---------- Given information ----------

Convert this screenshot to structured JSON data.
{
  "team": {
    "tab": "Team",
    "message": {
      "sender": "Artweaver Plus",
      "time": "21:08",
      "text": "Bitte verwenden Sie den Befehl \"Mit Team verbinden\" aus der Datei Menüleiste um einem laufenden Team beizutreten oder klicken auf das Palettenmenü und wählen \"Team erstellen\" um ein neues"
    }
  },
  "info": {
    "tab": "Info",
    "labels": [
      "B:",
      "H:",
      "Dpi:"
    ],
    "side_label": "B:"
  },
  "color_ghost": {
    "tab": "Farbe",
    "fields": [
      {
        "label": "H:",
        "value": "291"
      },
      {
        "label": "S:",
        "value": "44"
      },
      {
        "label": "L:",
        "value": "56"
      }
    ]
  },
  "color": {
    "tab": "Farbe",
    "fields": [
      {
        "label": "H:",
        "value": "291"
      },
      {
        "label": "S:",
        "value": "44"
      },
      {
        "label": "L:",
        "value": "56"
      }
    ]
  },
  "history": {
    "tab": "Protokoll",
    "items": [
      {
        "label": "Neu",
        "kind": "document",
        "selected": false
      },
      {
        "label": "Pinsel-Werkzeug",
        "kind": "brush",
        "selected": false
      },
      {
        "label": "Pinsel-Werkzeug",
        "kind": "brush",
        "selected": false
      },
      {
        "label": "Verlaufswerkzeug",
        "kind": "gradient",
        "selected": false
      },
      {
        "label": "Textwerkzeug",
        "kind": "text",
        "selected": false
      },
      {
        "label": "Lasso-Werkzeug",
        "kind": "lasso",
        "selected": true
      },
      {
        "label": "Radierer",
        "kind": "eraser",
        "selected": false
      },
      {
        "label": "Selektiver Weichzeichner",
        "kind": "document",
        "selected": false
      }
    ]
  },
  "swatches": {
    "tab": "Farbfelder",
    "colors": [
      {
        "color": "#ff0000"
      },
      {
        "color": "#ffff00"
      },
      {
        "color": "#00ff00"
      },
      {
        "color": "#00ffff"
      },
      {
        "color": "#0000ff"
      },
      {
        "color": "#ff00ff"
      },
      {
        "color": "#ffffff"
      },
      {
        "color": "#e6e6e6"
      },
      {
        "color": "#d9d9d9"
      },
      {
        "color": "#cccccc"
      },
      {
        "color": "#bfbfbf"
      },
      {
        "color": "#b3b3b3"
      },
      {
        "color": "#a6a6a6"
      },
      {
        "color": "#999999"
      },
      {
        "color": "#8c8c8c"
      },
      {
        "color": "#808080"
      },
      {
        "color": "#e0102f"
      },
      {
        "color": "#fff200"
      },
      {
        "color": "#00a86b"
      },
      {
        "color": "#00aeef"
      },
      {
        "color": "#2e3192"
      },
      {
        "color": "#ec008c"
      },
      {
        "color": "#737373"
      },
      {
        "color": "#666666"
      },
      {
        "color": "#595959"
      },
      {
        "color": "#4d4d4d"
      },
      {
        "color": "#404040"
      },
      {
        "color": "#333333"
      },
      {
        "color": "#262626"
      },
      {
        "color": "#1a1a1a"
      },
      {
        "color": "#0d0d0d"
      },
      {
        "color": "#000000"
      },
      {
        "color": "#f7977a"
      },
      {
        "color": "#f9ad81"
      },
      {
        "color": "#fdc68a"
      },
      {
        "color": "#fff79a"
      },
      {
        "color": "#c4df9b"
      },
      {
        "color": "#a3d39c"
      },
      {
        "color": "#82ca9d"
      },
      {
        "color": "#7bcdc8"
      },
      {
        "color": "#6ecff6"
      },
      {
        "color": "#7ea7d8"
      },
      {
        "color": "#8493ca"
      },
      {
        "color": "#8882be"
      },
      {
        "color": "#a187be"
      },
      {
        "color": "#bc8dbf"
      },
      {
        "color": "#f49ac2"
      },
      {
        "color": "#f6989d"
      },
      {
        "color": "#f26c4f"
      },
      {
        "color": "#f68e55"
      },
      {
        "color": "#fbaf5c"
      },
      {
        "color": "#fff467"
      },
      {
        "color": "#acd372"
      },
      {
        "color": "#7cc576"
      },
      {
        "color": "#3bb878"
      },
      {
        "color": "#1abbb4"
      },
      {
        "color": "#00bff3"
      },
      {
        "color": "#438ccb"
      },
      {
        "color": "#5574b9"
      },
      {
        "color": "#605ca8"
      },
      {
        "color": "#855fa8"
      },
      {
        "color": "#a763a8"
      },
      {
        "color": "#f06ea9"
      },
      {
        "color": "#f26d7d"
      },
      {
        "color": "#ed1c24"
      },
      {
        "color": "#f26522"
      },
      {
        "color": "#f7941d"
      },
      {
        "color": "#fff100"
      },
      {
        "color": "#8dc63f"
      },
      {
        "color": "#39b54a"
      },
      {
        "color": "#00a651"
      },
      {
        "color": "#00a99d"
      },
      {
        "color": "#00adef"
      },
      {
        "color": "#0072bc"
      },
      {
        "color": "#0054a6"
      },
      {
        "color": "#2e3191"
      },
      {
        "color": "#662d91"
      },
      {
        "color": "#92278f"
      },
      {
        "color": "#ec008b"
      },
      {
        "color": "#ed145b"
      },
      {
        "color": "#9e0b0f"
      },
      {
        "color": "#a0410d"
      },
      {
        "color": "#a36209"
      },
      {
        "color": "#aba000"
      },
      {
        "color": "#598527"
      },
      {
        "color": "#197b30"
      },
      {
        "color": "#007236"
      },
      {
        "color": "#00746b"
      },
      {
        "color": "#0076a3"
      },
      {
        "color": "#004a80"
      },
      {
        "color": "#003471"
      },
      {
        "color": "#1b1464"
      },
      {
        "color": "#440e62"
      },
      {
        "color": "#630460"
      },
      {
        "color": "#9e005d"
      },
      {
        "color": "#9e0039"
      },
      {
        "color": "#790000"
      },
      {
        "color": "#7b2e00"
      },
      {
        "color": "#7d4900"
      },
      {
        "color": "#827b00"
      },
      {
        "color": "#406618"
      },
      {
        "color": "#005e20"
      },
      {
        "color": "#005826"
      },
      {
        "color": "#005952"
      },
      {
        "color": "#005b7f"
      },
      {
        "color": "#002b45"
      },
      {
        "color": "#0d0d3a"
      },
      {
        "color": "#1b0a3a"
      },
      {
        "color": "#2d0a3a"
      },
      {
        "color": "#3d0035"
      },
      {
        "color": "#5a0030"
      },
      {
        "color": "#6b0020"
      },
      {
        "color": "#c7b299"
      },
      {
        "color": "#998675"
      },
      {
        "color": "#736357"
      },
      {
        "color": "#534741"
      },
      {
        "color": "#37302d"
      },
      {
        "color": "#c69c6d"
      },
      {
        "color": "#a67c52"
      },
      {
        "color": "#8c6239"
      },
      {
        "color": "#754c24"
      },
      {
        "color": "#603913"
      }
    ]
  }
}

----------

_Work to be completed_.
Using the records above, copy every line that has the word "kind" in it.

_Task solution_.
        "kind": "document",
        "kind": "brush",
        "kind": "brush",
        "kind": "gradient",
        "kind": "text",
        "kind": "lasso",
        "kind": "eraser",
        "kind": "document",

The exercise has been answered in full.